Exercise prompt – Count how many lines hold the string "moyenne", and give only that number.

Data for processing –
# # # # # # #

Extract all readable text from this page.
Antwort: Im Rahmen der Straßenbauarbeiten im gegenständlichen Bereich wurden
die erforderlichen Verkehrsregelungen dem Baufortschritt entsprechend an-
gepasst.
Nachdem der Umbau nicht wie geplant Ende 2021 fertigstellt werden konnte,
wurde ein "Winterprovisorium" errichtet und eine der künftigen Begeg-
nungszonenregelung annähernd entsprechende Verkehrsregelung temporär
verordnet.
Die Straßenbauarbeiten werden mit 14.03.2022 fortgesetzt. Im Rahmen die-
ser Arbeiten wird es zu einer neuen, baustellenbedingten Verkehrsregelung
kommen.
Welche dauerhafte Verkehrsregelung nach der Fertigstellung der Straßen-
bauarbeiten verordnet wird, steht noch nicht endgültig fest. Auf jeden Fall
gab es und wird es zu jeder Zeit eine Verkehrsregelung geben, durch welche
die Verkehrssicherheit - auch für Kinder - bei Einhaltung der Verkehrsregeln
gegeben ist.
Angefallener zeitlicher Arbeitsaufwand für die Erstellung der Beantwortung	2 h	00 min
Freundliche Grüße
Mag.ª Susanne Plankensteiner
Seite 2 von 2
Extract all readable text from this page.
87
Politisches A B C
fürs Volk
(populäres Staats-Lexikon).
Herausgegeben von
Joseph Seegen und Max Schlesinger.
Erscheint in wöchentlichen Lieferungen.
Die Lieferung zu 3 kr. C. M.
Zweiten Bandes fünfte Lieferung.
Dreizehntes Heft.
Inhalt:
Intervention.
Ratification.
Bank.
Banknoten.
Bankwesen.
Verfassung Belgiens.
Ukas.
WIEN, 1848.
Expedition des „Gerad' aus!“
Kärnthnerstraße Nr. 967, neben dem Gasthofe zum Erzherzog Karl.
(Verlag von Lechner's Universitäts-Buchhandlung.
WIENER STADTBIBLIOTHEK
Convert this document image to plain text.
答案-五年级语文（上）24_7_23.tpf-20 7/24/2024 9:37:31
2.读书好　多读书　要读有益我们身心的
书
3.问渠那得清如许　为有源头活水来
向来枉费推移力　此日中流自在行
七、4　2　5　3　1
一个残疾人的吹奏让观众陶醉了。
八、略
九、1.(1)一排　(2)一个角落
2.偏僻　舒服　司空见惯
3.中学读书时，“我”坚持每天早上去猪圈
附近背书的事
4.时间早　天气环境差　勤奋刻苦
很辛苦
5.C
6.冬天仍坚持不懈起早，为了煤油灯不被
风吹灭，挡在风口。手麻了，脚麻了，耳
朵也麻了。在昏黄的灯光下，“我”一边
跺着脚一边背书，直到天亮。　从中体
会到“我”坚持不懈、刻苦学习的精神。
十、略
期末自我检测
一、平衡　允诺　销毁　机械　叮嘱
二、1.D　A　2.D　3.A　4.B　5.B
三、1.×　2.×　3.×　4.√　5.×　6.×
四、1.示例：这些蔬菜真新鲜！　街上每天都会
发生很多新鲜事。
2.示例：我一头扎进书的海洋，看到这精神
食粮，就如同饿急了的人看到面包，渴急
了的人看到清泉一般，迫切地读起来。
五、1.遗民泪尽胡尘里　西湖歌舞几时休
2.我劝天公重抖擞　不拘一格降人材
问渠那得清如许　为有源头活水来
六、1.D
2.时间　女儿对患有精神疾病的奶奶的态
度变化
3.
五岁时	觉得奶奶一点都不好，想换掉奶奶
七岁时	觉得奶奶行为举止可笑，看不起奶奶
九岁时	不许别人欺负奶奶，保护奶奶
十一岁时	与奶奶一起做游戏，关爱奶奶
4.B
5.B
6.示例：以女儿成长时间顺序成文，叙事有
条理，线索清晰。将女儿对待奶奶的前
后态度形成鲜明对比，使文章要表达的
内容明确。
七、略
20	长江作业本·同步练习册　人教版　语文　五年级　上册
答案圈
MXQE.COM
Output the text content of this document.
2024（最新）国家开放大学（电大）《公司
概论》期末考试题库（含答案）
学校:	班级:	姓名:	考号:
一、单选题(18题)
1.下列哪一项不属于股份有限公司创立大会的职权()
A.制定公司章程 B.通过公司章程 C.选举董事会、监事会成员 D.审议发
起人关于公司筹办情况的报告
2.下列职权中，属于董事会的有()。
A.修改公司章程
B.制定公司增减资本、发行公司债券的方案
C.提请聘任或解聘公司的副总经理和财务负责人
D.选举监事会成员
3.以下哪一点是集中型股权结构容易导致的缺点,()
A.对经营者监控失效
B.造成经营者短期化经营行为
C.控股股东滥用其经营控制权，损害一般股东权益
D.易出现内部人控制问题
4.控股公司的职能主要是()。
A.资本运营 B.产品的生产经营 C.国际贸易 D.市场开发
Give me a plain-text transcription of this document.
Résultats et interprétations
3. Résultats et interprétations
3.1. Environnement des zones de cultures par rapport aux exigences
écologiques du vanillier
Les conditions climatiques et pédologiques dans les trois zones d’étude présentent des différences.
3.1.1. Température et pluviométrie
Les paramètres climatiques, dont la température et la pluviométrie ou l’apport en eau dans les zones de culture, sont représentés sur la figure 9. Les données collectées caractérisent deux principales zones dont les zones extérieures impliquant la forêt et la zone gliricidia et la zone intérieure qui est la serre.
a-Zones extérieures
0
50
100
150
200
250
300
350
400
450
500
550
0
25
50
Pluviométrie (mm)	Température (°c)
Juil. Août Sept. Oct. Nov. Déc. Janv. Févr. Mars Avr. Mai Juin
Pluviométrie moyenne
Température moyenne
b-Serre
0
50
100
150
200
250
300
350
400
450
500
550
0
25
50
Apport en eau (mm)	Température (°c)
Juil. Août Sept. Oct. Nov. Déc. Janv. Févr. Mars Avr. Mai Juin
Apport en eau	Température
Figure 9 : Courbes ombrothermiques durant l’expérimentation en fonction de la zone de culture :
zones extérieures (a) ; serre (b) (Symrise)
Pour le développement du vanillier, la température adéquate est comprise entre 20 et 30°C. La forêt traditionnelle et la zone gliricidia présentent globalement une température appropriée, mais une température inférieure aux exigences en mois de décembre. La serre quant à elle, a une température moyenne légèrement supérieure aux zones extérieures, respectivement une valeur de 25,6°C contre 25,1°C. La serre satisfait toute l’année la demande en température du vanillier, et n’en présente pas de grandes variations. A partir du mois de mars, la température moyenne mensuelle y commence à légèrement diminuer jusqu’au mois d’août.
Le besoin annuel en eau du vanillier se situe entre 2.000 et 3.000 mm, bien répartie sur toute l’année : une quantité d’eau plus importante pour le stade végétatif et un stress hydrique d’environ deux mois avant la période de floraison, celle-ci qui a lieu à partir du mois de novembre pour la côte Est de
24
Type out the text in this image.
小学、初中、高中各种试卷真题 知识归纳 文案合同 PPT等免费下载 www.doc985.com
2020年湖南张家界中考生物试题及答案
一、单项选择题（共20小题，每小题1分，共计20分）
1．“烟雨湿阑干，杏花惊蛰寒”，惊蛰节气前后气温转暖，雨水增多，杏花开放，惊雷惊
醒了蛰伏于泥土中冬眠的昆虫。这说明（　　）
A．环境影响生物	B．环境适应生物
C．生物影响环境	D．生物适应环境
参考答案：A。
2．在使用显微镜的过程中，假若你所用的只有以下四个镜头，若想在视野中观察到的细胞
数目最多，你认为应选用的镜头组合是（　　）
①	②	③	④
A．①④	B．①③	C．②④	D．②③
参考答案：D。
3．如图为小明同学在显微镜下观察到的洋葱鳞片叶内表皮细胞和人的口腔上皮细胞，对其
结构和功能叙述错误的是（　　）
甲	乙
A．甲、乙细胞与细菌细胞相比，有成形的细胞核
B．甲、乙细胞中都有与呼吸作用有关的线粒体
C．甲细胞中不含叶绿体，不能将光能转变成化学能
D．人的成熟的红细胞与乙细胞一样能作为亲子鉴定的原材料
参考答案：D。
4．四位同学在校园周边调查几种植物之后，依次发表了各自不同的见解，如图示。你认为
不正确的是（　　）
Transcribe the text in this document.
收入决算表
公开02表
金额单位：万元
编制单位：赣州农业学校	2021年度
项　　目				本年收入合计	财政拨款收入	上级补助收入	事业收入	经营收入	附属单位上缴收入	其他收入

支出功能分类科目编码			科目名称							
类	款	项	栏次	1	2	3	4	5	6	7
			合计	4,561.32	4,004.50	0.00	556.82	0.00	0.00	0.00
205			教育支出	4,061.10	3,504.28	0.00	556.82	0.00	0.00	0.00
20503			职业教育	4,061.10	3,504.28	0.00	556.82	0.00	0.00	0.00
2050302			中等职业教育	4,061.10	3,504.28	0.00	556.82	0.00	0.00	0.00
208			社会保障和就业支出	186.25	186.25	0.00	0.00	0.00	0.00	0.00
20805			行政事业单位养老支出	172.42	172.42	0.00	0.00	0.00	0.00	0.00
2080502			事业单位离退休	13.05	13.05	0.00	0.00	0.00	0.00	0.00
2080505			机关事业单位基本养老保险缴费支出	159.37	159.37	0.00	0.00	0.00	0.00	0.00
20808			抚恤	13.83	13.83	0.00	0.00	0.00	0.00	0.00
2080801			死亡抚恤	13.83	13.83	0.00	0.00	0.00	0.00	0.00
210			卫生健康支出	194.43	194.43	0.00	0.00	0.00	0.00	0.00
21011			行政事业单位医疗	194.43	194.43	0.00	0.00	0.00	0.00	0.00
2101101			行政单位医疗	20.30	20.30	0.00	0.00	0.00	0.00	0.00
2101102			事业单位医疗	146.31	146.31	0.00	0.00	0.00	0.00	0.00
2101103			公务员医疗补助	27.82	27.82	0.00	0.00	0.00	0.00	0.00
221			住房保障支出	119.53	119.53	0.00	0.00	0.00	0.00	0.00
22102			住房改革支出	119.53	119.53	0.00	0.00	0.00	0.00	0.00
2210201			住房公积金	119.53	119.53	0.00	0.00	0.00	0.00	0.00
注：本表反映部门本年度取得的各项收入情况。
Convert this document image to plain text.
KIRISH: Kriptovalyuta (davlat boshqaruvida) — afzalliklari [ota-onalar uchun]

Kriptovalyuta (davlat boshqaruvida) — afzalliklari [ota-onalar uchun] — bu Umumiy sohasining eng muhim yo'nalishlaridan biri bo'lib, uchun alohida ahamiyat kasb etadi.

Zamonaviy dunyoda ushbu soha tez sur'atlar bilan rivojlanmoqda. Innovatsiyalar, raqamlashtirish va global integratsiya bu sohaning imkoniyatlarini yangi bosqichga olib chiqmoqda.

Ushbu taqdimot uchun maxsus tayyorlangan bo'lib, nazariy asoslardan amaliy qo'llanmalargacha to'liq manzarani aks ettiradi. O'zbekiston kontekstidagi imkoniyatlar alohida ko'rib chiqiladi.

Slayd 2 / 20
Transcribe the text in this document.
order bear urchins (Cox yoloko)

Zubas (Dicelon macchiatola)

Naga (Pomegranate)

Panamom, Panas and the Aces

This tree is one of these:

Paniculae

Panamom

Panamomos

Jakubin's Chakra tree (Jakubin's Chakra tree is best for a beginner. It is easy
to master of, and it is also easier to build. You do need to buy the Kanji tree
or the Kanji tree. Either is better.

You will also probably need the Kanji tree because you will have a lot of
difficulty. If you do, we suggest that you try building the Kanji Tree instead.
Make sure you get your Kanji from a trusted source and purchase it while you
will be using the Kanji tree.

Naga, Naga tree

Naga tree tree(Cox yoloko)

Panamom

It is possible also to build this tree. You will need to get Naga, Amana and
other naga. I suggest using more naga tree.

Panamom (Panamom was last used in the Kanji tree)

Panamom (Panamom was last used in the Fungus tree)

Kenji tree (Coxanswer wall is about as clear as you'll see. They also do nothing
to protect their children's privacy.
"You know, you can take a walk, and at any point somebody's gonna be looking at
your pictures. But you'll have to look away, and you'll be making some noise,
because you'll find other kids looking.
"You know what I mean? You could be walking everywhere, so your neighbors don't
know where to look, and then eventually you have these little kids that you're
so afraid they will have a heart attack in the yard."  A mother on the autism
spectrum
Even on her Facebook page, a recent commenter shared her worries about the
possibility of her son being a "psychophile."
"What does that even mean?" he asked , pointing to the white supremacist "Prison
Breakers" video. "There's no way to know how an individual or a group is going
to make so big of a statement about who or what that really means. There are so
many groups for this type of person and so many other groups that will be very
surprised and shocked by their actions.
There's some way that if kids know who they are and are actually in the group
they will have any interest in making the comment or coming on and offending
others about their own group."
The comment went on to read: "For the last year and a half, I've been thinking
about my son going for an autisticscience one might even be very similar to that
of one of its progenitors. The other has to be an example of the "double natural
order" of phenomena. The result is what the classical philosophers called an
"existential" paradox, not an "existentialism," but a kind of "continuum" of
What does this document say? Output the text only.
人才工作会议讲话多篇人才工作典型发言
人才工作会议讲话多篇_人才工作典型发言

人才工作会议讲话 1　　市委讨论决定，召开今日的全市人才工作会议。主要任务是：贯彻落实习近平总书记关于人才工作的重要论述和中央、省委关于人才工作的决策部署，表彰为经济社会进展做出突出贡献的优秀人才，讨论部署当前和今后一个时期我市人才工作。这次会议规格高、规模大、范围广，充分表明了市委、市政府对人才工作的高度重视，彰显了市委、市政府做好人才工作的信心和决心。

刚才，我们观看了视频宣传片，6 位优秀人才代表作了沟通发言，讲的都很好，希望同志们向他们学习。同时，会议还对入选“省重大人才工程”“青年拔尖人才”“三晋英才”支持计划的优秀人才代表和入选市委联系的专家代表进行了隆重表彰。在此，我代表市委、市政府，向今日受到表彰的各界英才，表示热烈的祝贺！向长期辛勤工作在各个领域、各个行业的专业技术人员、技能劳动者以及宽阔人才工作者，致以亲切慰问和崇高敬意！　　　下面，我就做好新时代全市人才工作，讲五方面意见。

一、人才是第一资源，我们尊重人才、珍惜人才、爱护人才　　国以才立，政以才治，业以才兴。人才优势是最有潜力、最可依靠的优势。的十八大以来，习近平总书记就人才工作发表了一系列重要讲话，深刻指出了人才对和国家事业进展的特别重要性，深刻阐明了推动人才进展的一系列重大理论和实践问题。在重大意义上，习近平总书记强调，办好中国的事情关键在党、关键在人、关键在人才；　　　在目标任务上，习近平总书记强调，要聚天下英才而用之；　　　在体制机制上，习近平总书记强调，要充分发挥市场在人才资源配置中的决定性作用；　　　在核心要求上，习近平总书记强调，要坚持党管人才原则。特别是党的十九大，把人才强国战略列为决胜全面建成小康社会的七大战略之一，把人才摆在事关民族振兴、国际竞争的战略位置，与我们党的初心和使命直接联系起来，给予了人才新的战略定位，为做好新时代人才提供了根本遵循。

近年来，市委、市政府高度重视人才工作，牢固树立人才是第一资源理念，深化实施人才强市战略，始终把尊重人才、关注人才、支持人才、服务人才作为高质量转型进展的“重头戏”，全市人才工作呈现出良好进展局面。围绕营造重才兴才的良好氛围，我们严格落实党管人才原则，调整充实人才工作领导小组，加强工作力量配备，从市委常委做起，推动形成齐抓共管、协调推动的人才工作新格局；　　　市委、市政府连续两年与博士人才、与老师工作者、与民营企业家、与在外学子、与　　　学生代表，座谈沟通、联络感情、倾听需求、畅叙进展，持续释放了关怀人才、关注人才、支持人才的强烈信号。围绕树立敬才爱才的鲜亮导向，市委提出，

# # # # # # #

Finished exercise – 3